* [To be done]
Quote, word for word, every line starting at the line that contains "Convert this screenshot" and ending with the last line of the records; include both of these lines and no others.

═════ Data supplied ═════

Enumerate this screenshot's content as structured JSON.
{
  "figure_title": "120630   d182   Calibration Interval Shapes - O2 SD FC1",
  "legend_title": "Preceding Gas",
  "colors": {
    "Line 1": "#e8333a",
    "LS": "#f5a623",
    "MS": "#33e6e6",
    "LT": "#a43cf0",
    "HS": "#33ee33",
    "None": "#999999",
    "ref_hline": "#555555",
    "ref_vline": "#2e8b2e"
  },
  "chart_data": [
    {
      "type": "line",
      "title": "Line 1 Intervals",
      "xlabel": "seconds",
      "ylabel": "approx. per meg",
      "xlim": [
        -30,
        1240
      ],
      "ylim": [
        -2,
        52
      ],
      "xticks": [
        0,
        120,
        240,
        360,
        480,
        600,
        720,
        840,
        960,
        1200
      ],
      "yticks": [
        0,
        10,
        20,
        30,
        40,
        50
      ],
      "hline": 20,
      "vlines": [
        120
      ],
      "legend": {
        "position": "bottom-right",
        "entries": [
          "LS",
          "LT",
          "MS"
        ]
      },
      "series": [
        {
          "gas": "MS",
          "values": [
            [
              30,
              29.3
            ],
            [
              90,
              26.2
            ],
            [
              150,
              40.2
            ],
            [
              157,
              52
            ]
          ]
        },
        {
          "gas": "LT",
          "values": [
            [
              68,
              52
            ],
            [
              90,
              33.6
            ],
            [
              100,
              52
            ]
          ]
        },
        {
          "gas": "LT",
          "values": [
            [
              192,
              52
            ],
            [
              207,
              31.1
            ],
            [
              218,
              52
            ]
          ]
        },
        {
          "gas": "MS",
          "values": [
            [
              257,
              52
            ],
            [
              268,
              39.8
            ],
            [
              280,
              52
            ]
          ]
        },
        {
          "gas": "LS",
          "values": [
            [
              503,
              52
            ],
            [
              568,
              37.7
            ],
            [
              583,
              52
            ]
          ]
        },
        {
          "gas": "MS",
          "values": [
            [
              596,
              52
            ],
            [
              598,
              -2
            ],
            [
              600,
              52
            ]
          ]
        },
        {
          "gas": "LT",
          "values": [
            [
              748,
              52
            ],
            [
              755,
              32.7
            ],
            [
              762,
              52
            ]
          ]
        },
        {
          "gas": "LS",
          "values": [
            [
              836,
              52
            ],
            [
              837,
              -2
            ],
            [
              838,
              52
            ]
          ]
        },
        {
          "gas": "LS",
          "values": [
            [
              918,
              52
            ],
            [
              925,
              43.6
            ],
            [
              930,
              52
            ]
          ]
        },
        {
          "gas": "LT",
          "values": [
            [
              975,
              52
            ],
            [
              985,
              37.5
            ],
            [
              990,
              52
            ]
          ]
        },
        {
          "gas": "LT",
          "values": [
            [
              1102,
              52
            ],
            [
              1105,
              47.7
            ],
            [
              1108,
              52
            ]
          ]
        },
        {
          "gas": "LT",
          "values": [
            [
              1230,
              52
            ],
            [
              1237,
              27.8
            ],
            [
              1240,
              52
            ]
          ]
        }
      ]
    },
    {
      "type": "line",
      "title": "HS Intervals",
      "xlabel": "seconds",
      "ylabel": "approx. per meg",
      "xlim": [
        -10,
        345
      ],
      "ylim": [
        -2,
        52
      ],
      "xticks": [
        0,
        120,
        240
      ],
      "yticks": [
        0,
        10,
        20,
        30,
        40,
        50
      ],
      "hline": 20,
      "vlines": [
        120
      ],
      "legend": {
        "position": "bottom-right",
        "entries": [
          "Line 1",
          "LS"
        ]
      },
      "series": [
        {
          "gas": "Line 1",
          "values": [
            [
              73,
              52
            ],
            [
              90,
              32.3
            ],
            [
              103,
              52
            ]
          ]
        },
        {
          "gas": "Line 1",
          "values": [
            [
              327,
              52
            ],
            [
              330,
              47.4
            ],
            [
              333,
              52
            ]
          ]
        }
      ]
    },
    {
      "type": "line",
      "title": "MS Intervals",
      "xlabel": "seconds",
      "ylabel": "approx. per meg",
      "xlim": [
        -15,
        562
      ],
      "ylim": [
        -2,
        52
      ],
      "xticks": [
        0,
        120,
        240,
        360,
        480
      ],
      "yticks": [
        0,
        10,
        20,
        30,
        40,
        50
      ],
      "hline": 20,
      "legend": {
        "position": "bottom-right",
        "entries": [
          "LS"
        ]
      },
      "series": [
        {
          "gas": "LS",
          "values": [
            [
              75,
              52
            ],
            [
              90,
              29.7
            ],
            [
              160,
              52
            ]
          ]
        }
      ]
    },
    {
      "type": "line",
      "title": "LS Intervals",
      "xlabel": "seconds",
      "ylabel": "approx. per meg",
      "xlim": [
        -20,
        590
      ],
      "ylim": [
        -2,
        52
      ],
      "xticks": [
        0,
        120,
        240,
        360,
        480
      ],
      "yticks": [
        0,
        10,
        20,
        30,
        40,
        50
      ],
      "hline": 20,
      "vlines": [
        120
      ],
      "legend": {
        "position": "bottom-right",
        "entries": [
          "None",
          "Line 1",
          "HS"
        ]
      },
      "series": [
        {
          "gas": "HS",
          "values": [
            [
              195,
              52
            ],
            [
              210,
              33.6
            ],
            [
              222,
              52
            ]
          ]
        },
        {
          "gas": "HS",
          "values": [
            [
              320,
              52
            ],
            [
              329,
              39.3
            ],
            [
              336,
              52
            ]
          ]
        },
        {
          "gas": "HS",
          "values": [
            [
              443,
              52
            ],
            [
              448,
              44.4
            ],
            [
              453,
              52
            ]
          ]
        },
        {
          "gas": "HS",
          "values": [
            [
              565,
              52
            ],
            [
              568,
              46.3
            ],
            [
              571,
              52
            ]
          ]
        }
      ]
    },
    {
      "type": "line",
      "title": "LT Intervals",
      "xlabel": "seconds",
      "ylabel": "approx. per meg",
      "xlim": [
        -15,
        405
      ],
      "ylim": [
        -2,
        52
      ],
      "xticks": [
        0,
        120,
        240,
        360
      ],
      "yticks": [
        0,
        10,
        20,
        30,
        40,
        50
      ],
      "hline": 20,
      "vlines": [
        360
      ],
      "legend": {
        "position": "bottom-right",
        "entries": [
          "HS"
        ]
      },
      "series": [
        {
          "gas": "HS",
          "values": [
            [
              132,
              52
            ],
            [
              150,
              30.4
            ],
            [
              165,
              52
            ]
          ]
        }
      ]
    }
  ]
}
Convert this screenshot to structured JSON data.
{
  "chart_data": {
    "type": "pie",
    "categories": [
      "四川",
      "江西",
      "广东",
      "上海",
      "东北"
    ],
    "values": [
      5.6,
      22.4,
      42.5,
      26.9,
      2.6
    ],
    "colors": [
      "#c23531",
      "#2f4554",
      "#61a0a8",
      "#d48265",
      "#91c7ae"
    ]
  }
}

═════

* [Final result]
Convert this screenshot to structured JSON data.
{
  "chart_data": {
    "type": "pie",
    "categories": [
      "四川",
      "江西",
      "广东",
      "上海",
      "东北"
    ],
    "values": [
      5.6,
      22.4,
      42.5,
      26.9,
      2.6
    ],
    "colors": [
      "#c23531",
      "#2f4554",
      "#61a0a8",
      "#d48265",
      "#91c7ae"
    ]
  }
}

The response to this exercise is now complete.